What you have to do =
Here are some records; quote them exactly, leaving out the pictures.

─── Exercise inputs

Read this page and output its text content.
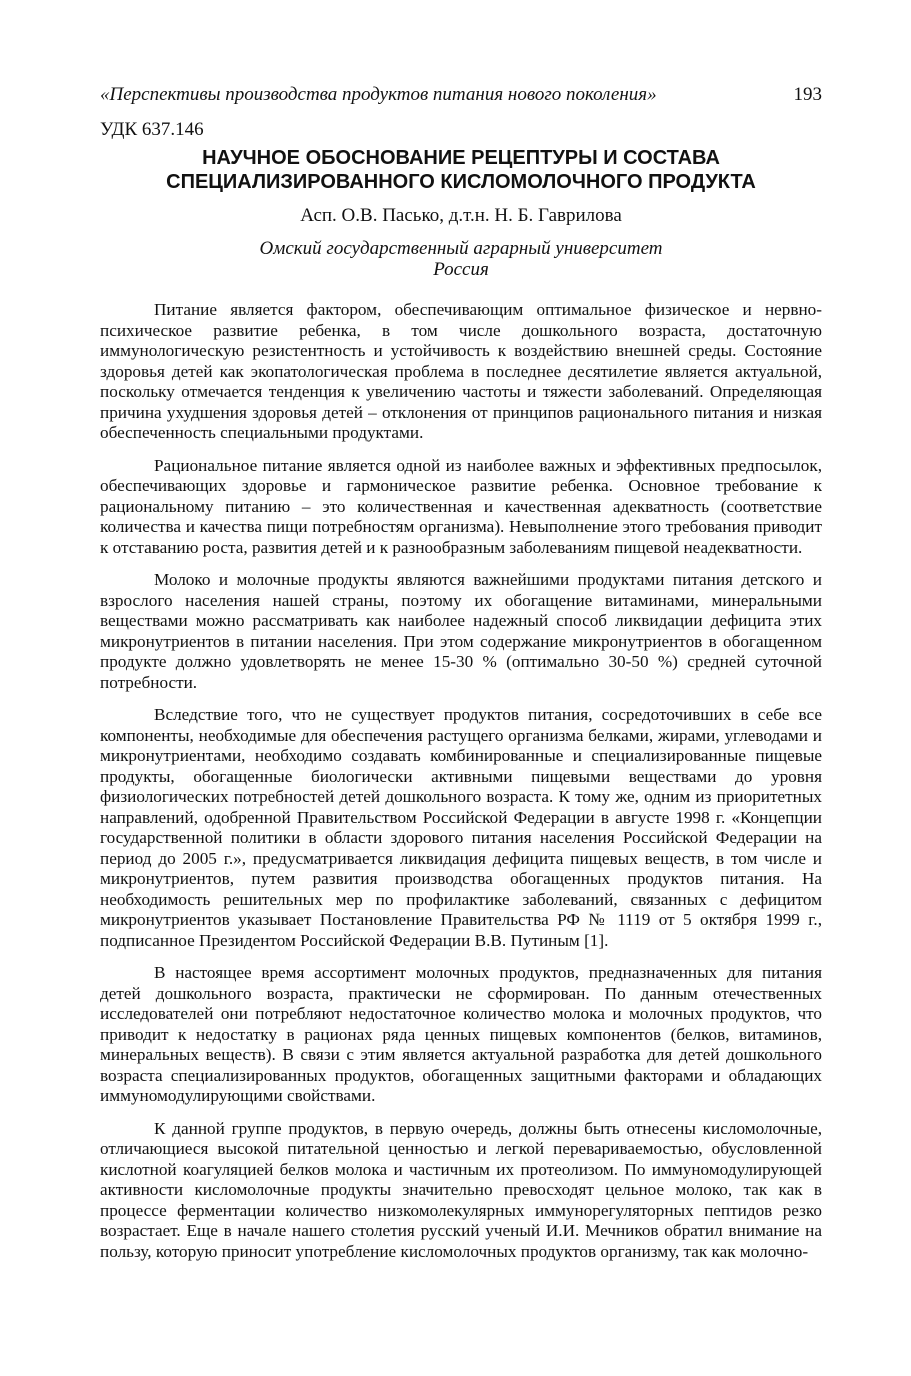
«Перспективы производства продуктов питания нового поколения»	193
УДК 637.146
НАУЧНОЕ ОБОСНОВАНИЕ РЕЦЕПТУРЫ И СОСТАВА
СПЕЦИАЛИЗИРОВАННОГО КИСЛОМОЛОЧНОГО ПРОДУКТА
Асп. О.В. Пасько, д.т.н. Н. Б. Гаврилова
Омский государственный аграрный университет
Россия

Питание является фактором, обеспечивающим оптимальное физическое и нервно- психическое развитие ребенка, в том числе дошкольного возраста, достаточную иммунологическую резистентность и устойчивость к воздействию внешней среды. Состояние здоровья детей как экопатологическая проблема в последнее десятилетие является актуальной, поскольку отмечается тенденция к увеличению частоты и тяжести заболеваний. Определяющая причина ухудшения здоровья детей – отклонения от принципов рационального питания и низкая обеспеченность специальными продуктами.

Рациональное питание является одной из наиболее важных и эффективных предпосылок, обеспечивающих здоровье и гармоническое развитие ребенка. Основное требование к рациональному питанию – это количественная и качественная адекватность (соответствие количества и качества пищи потребностям организма). Невыполнение этого требования приводит к отставанию роста, развития детей и к разнообразным заболеваниям пищевой неадекватности.

Молоко и молочные продукты являются важнейшими продуктами питания детского и взрослого населения нашей страны, поэтому их обогащение витаминами, минеральными веществами можно рассматривать как наиболее надежный способ ликвидации дефицита этих микронутриентов в питании населения. При этом содержание микронутриентов в обогащенном продукте должно удовлетворять не менее 15-30 % (оптимально 30-50 %) средней суточной потребности.

Вследствие того, что не существует продуктов питания, сосредоточивших в себе все компоненты, необходимые для обеспечения растущего организма белками, жирами, углеводами и микронутриентами, необходимо создавать комбинированные и специализированные пищевые продукты, обогащенные биологически активными пищевыми веществами до уровня физиологических потребностей детей дошкольного возраста. К тому же, одним из приоритетных направлений, одобренной Правительством Российской Федерации в августе 1998 г. «Концепции государственной политики в области здорового питания населения Российской Федерации на период до 2005 г.», предусматривается ликвидация дефицита пищевых веществ, в том числе и микронутриентов, путем развития производства обогащенных продуктов питания. На необходимость решительных мер по профилактике заболеваний, связанных с дефицитом микронутриентов указывает Постановление Правительства РФ № 1119 от 5 октября 1999 г., подписанное Президентом Российской Федерации В.В. Путиным [1].

В настоящее время ассортимент молочных продуктов, предназначенных для питания детей дошкольного возраста, практически не сформирован. По данным отечественных исследователей они потребляют недостаточное количество молока и молочных продуктов, что приводит к недостатку в рационах ряда ценных пищевых компонентов (белков, витаминов, минеральных веществ). В связи с этим является актуальной разработка для детей дошкольного возраста специализированных продуктов, обогащенных защитными факторами и обладающих иммуномодулирующими свойствами.

К данной группе продуктов, в первую очередь, должны быть отнесены кисломолочные, отличающиеся высокой питательной ценностью и легкой перевариваемостью, обусловленной кислотной коагуляцией белков молока и частичным их протеолизом. По иммуномодулирующей активности кисломолочные продукты значительно превосходят цельное молоко, так как в процессе ферментации количество низкомолекулярных иммунорегуляторных пептидов резко возрастает. Еще в начале нашего столетия русский ученый И.И. Мечников обратил внимание на пользу, которую приносит употребление кисломолочных продуктов организму, так как молочно-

──────

Output =
Read this page and output its text content.
«Перспективы производства продуктов питания нового поколения»	193
УДК 637.146
НАУЧНОЕ ОБОСНОВАНИЕ РЕЦЕПТУРЫ И СОСТАВА
СПЕЦИАЛИЗИРОВАННОГО КИСЛОМОЛОЧНОГО ПРОДУКТА
Асп. О.В. Пасько, д.т.н. Н. Б. Гаврилова
Омский государственный аграрный университет
Россия

Питание является фактором, обеспечивающим оптимальное физическое и нервно- психическое развитие ребенка, в том числе дошкольного возраста, достаточную иммунологическую резистентность и устойчивость к воздействию внешней среды. Состояние здоровья детей как экопатологическая проблема в последнее десятилетие является актуальной, поскольку отмечается тенденция к увеличению частоты и тяжести заболеваний. Определяющая причина ухудшения здоровья детей – отклонения от принципов рационального питания и низкая обеспеченность специальными продуктами.

Рациональное питание является одной из наиболее важных и эффективных предпосылок, обеспечивающих здоровье и гармоническое развитие ребенка. Основное требование к рациональному питанию – это количественная и качественная адекватность (соответствие количества и качества пищи потребностям организма). Невыполнение этого требования приводит к отставанию роста, развития детей и к разнообразным заболеваниям пищевой неадекватности.

Молоко и молочные продукты являются важнейшими продуктами питания детского и взрослого населения нашей страны, поэтому их обогащение витаминами, минеральными веществами можно рассматривать как наиболее надежный способ ликвидации дефицита этих микронутриентов в питании населения. При этом содержание микронутриентов в обогащенном продукте должно удовлетворять не менее 15-30 % (оптимально 30-50 %) средней суточной потребности.

Вследствие того, что не существует продуктов питания, сосредоточивших в себе все компоненты, необходимые для обеспечения растущего организма белками, жирами, углеводами и микронутриентами, необходимо создавать комбинированные и специализированные пищевые продукты, обогащенные биологически активными пищевыми веществами до уровня физиологических потребностей детей дошкольного возраста. К тому же, одним из приоритетных направлений, одобренной Правительством Российской Федерации в августе 1998 г. «Концепции государственной политики в области здорового питания населения Российской Федерации на период до 2005 г.», предусматривается ликвидация дефицита пищевых веществ, в том числе и микронутриентов, путем развития производства обогащенных продуктов питания. На необходимость решительных мер по профилактике заболеваний, связанных с дефицитом микронутриентов указывает Постановление Правительства РФ № 1119 от 5 октября 1999 г., подписанное Президентом Российской Федерации В.В. Путиным [1].

В настоящее время ассортимент молочных продуктов, предназначенных для питания детей дошкольного возраста, практически не сформирован. По данным отечественных исследователей они потребляют недостаточное количество молока и молочных продуктов, что приводит к недостатку в рационах ряда ценных пищевых компонентов (белков, витаминов, минеральных веществ). В связи с этим является актуальной разработка для детей дошкольного возраста специализированных продуктов, обогащенных защитными факторами и обладающих иммуномодулирующими свойствами.

К данной группе продуктов, в первую очередь, должны быть отнесены кисломолочные, отличающиеся высокой питательной ценностью и легкой перевариваемостью, обусловленной кислотной коагуляцией белков молока и частичным их протеолизом. По иммуномодулирующей активности кисломолочные продукты значительно превосходят цельное молоко, так как в процессе ферментации количество низкомолекулярных иммунорегуляторных пептидов резко возрастает. Еще в начале нашего столетия русский ученый И.И. Мечников обратил внимание на пользу, которую приносит употребление кисломолочных продуктов организму, так как молочно-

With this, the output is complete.